**EXTRACTED MATERIAL:**
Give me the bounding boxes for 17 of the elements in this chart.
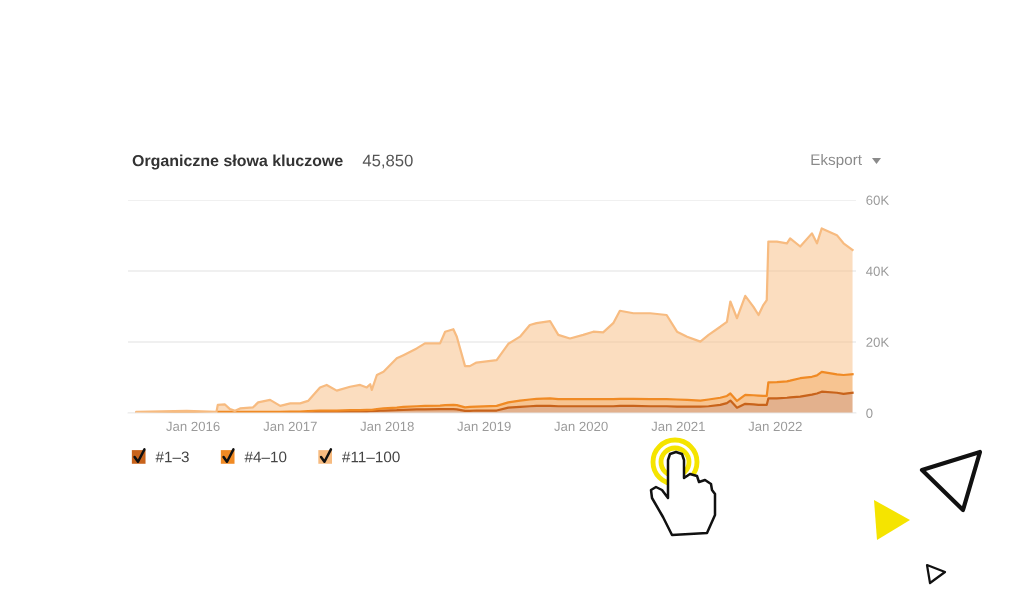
legend-label: #1–3 bbox=[155, 451, 189, 463]
x-tick-label: Jan 2017 bbox=[263, 421, 317, 432]
x-tick-label: Jan 2022 bbox=[748, 421, 802, 432]
x-tick-label: Jan 2018 bbox=[360, 421, 414, 432]
text: Eksport bbox=[811, 153, 862, 169]
y-tick-label: 40K bbox=[866, 266, 890, 276]
x-tick-label: Jan 2019 bbox=[457, 421, 511, 432]
x-tick-label: Jan 2016 bbox=[166, 421, 220, 432]
legend-label: #11–100 bbox=[342, 451, 400, 463]
y-tick-label: 0 bbox=[866, 408, 873, 418]
y-tick-label: 60K bbox=[866, 195, 890, 205]
chart-subtitle: 45,850 bbox=[362, 154, 413, 169]
chart-title: Organiczne słowa kluczowe bbox=[132, 154, 343, 170]
legend-label: #4–10 bbox=[244, 451, 287, 463]
x-tick-label: Jan 2021 bbox=[651, 421, 705, 432]
x-tick-label: Jan 2020 bbox=[554, 421, 608, 432]
y-tick-label: 20K bbox=[866, 337, 890, 347]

**WHAT YOU WILL DO:** Rewrite all the rows above with "x-tick-label" replaced by "x-axis-label" wherever it occurs, and leave every other part unchanged. Omit the pictures.

**RESULT OF THIS EXERCISE:**
Give me the bounding boxes for 17 of the elements in this chart.
legend-label: #1–3 bbox=[155, 451, 189, 463]
x-axis-label: Jan 2017 bbox=[263, 421, 317, 432]
x-axis-label: Jan 2022 bbox=[748, 421, 802, 432]
x-axis-label: Jan 2018 bbox=[360, 421, 414, 432]
text: Eksport bbox=[811, 153, 862, 169]
y-tick-label: 40K bbox=[866, 266, 890, 276]
x-axis-label: Jan 2019 bbox=[457, 421, 511, 432]
x-axis-label: Jan 2016 bbox=[166, 421, 220, 432]
legend-label: #11–100 bbox=[342, 451, 400, 463]
y-tick-label: 0 bbox=[866, 408, 873, 418]
y-tick-label: 60K bbox=[866, 195, 890, 205]
chart-subtitle: 45,850 bbox=[362, 154, 413, 169]
chart-title: Organiczne słowa kluczowe bbox=[132, 154, 343, 170]
legend-label: #4–10 bbox=[244, 451, 287, 463]
x-axis-label: Jan 2021 bbox=[651, 421, 705, 432]
x-axis-label: Jan 2020 bbox=[554, 421, 608, 432]
y-tick-label: 20K bbox=[866, 337, 890, 347]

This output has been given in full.